▶ [Objectives]
1. In the text on French girandole candelabras, how early were girandoles first recorded in French royal inventories?
2. Translate this sentence from the text on French girandole candelabras into Spanish: "Girandoles came into use about the second half of the 17th century, and were commonly made and used in pairs."
3. According to the text on French girandole candelabras, why were girandoles ornamented with prisms and glass beads for more than looks? Answer in one to three sentences.

▶ [Document passage]
-*-*-
Thursday, August 20, 2020

Decorating With French Girandole Candelabras

A girandole, JEER-on-dole (from French, in turn from Italian girandola) is an ornamental branched candlestick consisting of several lights, often resembling a small chandelier. Girandoles came into use about the second half of the 17th century, and were commonly made and used in pairs.

A girandole has always been a luxurious source of lighting in the great 18th-century period of French house decoration. There are girandole table lamps, sconces, and even chandeliers as you will see in the pictures below.

Although the name is Italian in origin, girandoles reached the greatest heights of popularity in the second half of the 18th century in France and England. At the beginning of this period these gilded bronze and crystal beauties represented the most extravagant expression of the Rococo style of lighting.

Beautiful and charming, French girondoles will add a wonderful old world feeling to your home no matter what room you you choose to use them in. I hope you will enjoy learning about them and viewing the images I have gathered to share with you.

Jacques Garcia

Girandoles are prized standout pieces that are utilized today as decorative objects in old world interiors. Once used as mantel ornaments they are usually found in pairs.

The French girandole was designed to look like a fountain in the center with arms arranged around a central axis and radiating outward like the spokes of a wheel. They were also well decorated with prisms and beads of glass that gave the impression of water droplets. The use of all the ornamentation had a purpose other than aesthetics.

Before the advent of electric lighting it was important to try and produce as many reflective surfaces for the candle light as possible through the use of multifaceted beads as well as prisms that would reflect and refract as much light as possible from the candles.

Large girandoles were placed on tall candle stands called torcheres that raised them as high as the wall sconces. Added all together the three sources of light, (chandelier, sconces, and girandoles) produced enough light to illuminate the centers of rooms. The use of smaller girandoles on tables and roaring fires in fireplaces helped to bring light towards the floor.

They understood the use of mirrors and crystals to create lighting in the court of Versailles. Here, in the Hall of Mirrors, gilt guéridons hold girandoles up as high as possible to help light the corridor..... especially at night.

No one seems to know who created the girandole but they were first seen in French royal inventories as early as 1660.

Beautiful girandoles in the apartement of the marquise de Pompadour.
Fireworks.... or girandoles at Versailles.

The earliest uses of the word girandole in the 17th century, referred to a kind of firework or to something, such as a fountain, with a radiating pattern like that of a firework. You can see the similarity and why this style of firework is where these wonderful lamps got their name.
-*-*-
▶ [Extracted records]
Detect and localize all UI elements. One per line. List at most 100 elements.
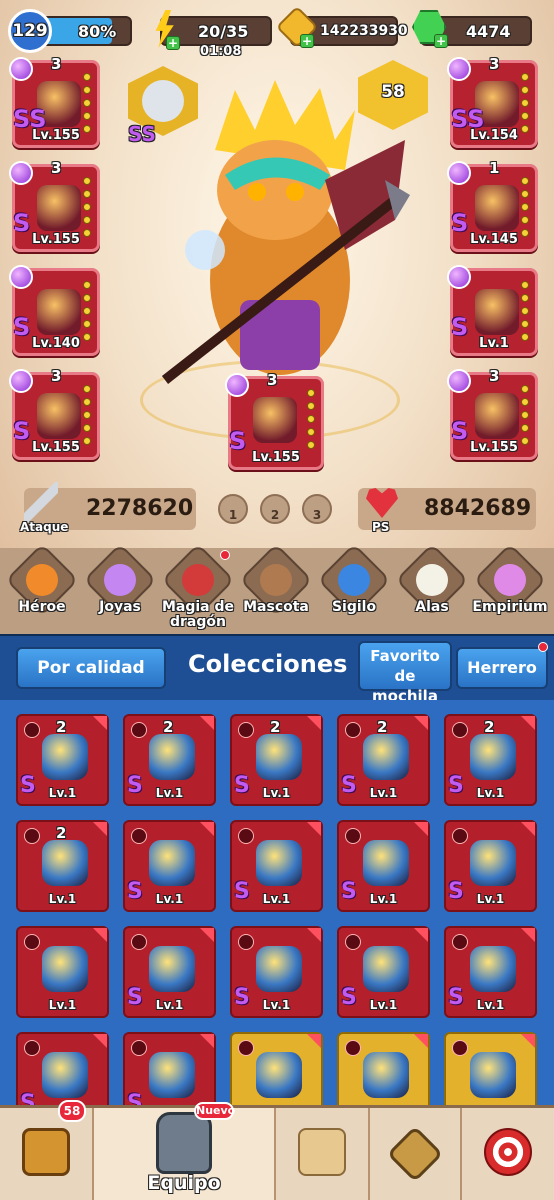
-*-*-
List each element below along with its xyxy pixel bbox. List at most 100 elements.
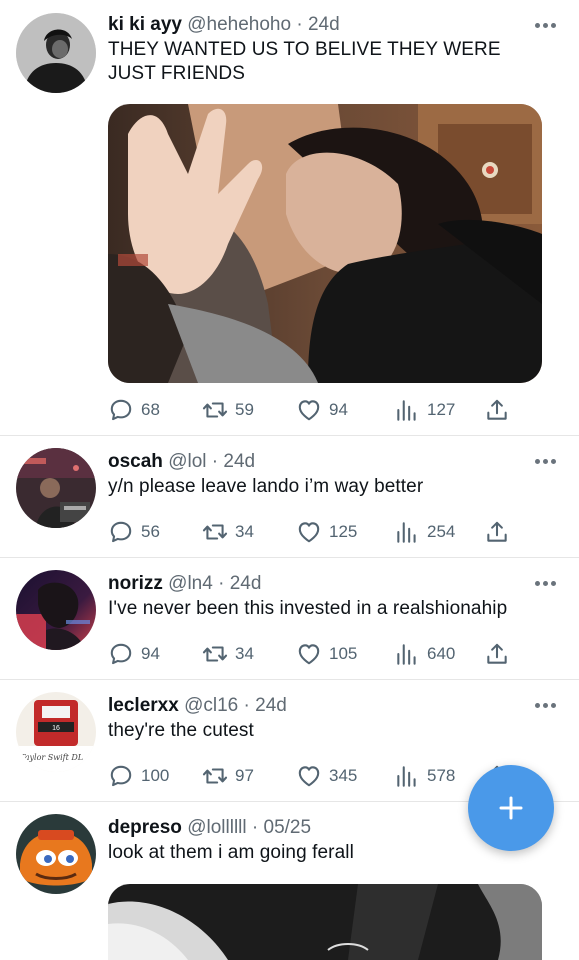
-*-*-
▶ [List of solutions]
1. As early as 1660.

2. Las girándolas comenzaron a usarse hacia la segunda mitad del siglo XVII y se fabricaban y usaban comúnmente en pares.

3. Before electric lighting existed, it was important to create as many reflective surfaces for candlelight as possible. Multifaceted beads and prisms reflected and refracted as much light from the candles as they could.